### WORK TO DO
Wherever the string "name" occurs in a line of these records, report that line.

Records about charts and figures
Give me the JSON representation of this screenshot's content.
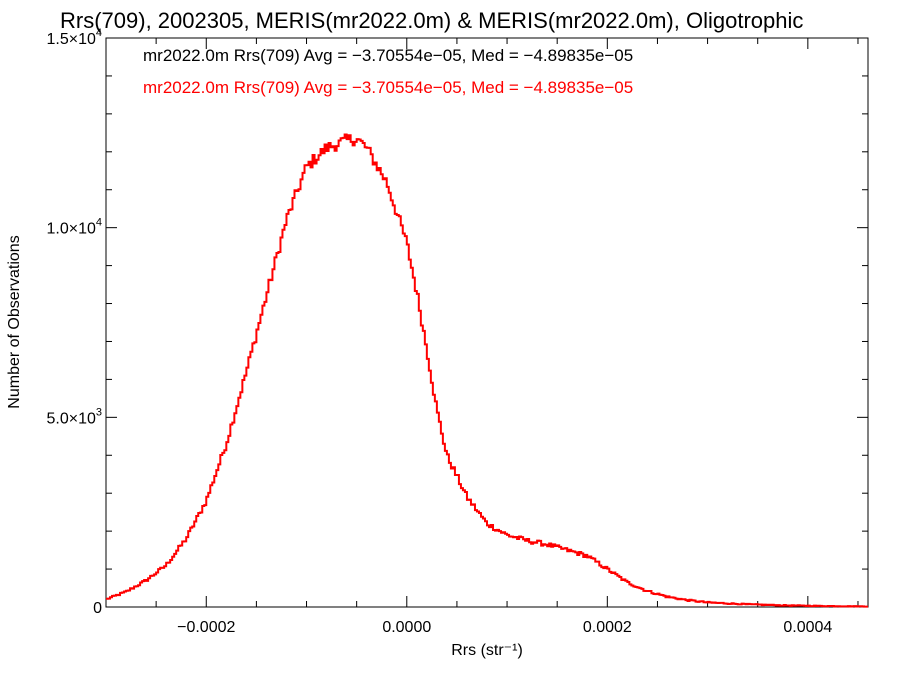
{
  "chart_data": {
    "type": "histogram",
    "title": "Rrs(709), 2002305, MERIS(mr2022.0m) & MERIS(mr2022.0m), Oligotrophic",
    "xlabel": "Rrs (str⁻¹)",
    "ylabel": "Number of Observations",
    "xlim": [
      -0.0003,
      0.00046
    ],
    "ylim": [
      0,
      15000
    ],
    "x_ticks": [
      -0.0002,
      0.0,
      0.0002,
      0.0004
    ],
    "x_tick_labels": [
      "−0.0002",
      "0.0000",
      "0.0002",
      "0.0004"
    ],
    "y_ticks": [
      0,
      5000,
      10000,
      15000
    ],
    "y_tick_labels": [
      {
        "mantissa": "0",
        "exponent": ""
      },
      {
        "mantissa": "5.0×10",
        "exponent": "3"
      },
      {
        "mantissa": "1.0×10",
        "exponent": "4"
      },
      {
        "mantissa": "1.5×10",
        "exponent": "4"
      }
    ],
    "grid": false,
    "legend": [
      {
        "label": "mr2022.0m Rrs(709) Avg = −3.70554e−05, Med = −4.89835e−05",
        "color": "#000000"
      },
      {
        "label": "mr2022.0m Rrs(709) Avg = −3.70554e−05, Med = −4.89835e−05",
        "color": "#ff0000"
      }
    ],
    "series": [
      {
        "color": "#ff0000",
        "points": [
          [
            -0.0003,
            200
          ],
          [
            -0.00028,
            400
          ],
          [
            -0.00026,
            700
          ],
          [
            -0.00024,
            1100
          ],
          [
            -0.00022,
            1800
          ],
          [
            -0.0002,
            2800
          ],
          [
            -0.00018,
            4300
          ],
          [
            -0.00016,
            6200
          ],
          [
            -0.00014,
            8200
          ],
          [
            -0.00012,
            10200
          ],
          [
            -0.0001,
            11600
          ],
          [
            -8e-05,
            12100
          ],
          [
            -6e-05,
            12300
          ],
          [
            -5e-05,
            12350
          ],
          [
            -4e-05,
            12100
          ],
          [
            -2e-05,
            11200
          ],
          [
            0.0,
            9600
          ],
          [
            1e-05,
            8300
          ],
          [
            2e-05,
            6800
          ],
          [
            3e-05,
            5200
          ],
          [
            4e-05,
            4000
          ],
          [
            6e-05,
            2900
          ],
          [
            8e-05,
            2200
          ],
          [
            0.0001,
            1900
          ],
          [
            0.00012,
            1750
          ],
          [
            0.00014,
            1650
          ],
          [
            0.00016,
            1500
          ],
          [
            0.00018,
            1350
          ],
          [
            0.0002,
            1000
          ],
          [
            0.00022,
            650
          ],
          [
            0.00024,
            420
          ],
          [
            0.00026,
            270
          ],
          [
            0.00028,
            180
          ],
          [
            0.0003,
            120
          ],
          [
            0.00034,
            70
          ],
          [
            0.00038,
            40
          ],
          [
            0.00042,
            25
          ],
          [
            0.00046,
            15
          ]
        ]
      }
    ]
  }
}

...

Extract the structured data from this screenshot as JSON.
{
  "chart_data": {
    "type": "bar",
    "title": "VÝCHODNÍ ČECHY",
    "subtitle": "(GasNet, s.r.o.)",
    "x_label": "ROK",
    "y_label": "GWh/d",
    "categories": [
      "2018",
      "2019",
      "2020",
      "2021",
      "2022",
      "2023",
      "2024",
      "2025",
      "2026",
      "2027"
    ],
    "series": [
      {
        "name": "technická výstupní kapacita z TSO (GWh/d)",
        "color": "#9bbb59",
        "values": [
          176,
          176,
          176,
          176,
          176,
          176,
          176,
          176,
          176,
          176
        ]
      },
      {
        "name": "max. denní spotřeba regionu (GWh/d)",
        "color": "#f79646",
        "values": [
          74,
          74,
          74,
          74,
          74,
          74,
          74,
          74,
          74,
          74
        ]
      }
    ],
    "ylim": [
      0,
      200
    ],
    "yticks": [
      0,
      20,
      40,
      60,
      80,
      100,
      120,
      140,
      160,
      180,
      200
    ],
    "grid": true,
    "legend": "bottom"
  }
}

### THE OUTPUT
        "name": "technická výstupní kapacita z TSO (GWh/d)",
        "name": "max. denní spotřeba regionu (GWh/d)",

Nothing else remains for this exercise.